**Saved entries**:

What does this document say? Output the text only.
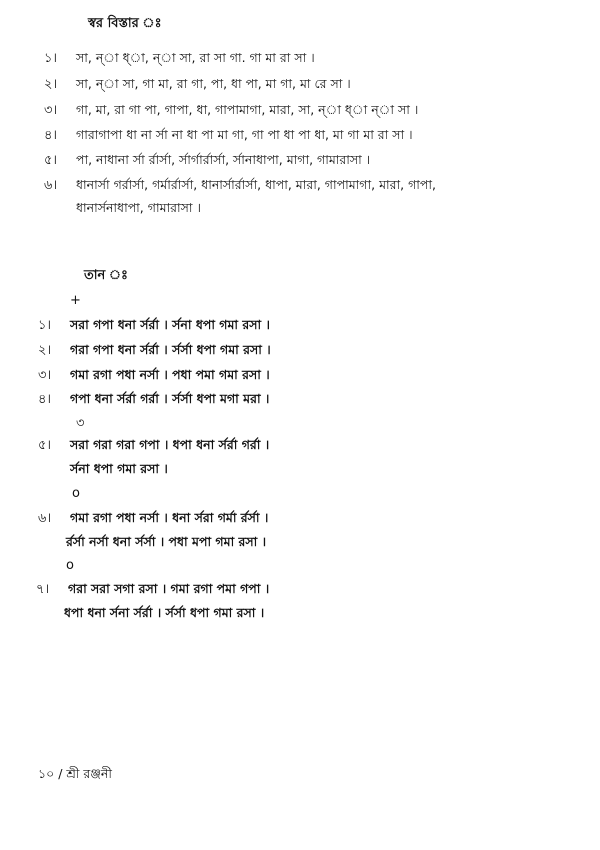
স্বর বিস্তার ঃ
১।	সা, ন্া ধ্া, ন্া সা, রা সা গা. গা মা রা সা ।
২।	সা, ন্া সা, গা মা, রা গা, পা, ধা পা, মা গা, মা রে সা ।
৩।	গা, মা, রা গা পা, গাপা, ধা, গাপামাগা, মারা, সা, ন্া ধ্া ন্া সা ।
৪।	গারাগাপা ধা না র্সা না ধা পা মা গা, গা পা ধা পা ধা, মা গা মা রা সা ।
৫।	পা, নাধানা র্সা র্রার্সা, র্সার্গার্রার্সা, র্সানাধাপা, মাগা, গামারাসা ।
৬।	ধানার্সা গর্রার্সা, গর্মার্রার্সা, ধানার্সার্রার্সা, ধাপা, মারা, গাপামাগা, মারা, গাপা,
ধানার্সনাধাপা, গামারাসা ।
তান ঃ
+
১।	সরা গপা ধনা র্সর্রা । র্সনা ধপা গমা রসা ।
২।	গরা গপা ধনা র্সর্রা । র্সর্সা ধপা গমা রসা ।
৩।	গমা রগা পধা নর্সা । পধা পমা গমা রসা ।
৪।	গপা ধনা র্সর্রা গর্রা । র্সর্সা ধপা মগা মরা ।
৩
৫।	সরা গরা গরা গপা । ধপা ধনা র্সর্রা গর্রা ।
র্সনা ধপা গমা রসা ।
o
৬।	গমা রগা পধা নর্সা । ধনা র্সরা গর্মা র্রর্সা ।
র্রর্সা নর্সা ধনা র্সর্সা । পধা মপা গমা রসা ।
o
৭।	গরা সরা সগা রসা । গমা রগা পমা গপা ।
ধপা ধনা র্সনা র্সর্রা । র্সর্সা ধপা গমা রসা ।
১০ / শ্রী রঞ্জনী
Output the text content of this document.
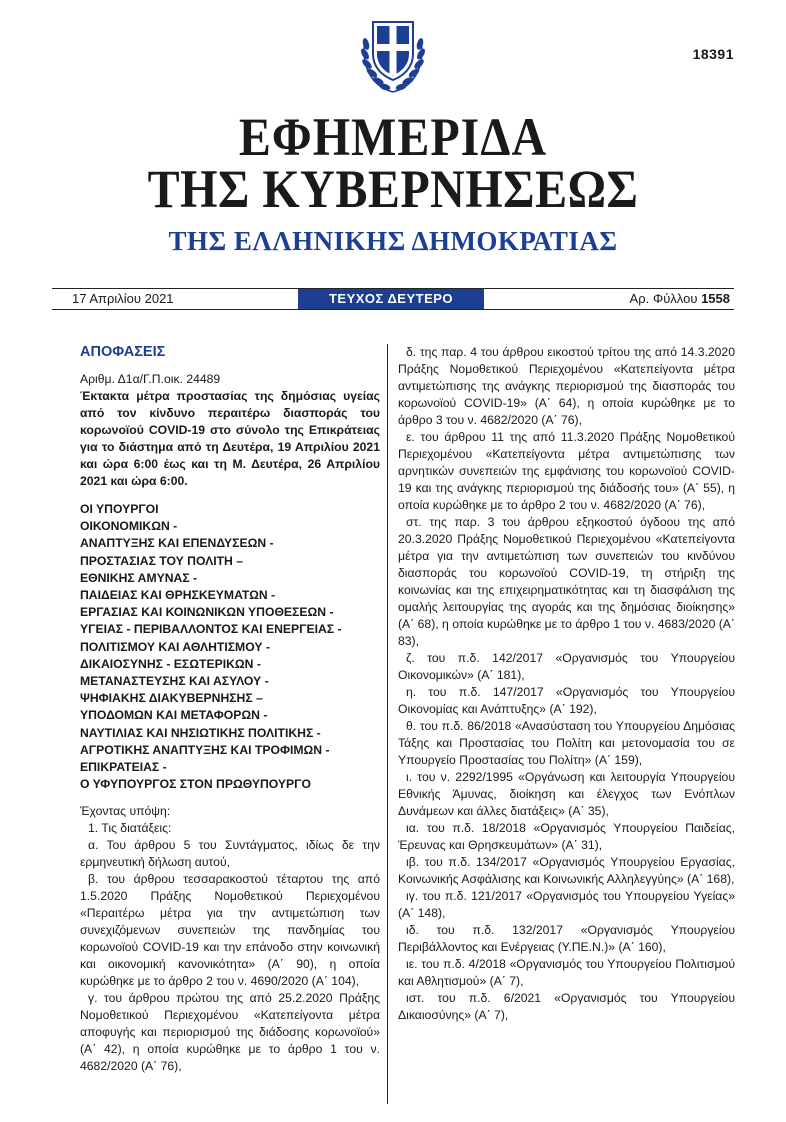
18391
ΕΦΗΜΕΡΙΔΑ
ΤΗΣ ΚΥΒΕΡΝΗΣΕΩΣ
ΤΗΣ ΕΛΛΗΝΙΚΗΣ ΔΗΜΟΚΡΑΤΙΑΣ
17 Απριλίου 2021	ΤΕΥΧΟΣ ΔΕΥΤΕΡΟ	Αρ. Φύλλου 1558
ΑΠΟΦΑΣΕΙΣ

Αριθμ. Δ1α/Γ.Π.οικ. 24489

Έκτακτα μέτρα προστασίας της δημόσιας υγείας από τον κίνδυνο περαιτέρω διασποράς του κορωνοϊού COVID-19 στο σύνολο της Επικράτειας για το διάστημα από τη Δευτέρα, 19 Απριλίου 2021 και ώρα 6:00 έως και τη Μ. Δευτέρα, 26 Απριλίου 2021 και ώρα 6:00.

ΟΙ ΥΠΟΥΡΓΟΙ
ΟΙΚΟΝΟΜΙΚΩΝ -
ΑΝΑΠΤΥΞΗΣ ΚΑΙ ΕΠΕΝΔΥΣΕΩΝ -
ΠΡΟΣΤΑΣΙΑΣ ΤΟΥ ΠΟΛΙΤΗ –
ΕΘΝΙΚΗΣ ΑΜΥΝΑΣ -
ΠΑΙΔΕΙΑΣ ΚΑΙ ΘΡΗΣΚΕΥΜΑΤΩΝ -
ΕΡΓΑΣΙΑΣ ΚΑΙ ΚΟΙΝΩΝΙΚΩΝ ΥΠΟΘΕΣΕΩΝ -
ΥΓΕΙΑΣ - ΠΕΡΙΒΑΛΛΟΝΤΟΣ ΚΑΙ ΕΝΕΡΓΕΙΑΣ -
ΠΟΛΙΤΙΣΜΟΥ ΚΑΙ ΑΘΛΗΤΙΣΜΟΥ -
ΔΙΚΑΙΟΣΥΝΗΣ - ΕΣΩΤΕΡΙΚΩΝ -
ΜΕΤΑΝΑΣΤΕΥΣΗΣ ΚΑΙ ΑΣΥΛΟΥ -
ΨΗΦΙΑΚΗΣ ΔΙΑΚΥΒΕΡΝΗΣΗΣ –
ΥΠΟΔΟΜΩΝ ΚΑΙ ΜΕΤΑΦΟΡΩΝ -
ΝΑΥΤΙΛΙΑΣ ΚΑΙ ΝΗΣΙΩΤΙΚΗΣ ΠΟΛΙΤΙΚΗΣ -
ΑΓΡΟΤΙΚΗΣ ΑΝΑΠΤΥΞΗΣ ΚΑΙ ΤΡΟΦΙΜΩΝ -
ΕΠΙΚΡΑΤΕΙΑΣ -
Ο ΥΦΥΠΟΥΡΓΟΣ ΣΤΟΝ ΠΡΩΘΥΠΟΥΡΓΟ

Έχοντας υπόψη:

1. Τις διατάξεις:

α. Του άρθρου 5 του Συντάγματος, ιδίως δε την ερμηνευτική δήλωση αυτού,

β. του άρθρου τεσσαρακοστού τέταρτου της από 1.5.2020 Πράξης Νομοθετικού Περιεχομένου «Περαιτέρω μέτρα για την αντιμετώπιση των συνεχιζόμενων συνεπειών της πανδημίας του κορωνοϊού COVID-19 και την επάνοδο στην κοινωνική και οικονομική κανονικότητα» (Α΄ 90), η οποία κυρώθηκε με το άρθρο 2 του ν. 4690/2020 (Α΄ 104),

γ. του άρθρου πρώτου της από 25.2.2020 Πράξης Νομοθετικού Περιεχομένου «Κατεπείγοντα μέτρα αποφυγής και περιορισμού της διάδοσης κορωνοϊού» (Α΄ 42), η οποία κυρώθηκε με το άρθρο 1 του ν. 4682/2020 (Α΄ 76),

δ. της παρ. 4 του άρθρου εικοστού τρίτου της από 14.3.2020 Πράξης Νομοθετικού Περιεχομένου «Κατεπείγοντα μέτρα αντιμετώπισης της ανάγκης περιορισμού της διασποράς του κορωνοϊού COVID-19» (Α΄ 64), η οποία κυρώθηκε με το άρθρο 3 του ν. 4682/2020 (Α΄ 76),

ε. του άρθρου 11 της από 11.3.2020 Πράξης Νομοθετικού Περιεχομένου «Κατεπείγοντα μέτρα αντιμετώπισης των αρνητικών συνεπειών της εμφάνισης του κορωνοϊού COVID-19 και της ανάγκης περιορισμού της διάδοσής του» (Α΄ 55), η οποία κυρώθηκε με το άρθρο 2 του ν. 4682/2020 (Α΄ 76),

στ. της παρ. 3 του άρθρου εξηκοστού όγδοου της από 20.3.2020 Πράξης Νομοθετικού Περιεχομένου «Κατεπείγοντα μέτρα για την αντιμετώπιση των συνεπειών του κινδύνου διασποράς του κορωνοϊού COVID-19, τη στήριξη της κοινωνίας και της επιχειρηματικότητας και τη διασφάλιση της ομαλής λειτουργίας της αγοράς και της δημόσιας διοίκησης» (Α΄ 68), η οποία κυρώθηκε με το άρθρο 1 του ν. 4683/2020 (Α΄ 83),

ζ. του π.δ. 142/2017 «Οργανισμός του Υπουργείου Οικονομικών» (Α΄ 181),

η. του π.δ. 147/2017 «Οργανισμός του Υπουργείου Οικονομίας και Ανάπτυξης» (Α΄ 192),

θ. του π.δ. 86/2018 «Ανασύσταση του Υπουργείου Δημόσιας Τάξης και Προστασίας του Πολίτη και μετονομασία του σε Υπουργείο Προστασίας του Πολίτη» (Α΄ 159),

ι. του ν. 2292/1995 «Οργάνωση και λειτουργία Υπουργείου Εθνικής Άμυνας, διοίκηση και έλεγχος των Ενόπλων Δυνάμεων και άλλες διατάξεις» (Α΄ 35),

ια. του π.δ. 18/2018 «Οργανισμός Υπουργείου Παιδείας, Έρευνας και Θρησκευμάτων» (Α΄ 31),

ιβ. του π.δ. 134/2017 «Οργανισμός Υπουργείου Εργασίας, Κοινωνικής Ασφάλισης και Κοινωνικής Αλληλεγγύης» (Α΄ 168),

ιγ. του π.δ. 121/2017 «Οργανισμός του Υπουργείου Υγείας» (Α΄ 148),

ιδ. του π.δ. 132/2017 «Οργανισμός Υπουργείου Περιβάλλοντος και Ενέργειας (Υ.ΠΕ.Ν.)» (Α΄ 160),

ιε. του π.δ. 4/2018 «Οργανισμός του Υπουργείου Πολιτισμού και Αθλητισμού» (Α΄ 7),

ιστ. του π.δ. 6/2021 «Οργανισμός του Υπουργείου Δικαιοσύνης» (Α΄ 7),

**What is needed**: Only lines holding the string "Νομοθετικού" are wanted; gather each one from the entries above.

**Final answer**:
β. του άρθρου τεσσαρακοστού τέταρτου της από 1.5.2020 Πράξης Νομοθετικού Περιεχομένου «Περαιτέρω μέτρα για την αντιμετώπιση των συνεχιζόμενων συνεπειών της πανδημίας του κορωνοϊού COVID-19 και την επάνοδο στην κοινωνική και οικονομική κανονικότητα» (Α΄ 90), η οποία κυρώθηκε με το άρθρο 2 του ν. 4690/2020 (Α΄ 104),
γ. του άρθρου πρώτου της από 25.2.2020 Πράξης Νομοθετικού Περιεχομένου «Κατεπείγοντα μέτρα αποφυγής και περιορισμού της διάδοσης κορωνοϊού» (Α΄ 42), η οποία κυρώθηκε με το άρθρο 1 του ν. 4682/2020 (Α΄ 76),
δ. της παρ. 4 του άρθρου εικοστού τρίτου της από 14.3.2020 Πράξης Νομοθετικού Περιεχομένου «Κατεπείγοντα μέτρα αντιμετώπισης της ανάγκης περιορισμού της διασποράς του κορωνοϊού COVID-19» (Α΄ 64), η οποία κυρώθηκε με το άρθρο 3 του ν. 4682/2020 (Α΄ 76),
ε. του άρθρου 11 της από 11.3.2020 Πράξης Νομοθετικού Περιεχομένου «Κατεπείγοντα μέτρα αντιμετώπισης των αρνητικών συνεπειών της εμφάνισης του κορωνοϊού COVID-19 και της ανάγκης περιορισμού της διάδοσής του» (Α΄ 55), η οποία κυρώθηκε με το άρθρο 2 του ν. 4682/2020 (Α΄ 76),
στ. της παρ. 3 του άρθρου εξηκοστού όγδοου της από 20.3.2020 Πράξης Νομοθετικού Περιεχομένου «Κατεπείγοντα μέτρα για την αντιμετώπιση των συνεπειών του κινδύνου διασποράς του κορωνοϊού COVID-19, τη στήριξη της κοινωνίας και της επιχειρηματικότητας και τη διασφάλιση της ομαλής λειτουργίας της αγοράς και της δημόσιας διοίκησης» (Α΄ 68), η οποία κυρώθηκε με το άρθρο 1 του ν. 4683/2020 (Α΄ 83),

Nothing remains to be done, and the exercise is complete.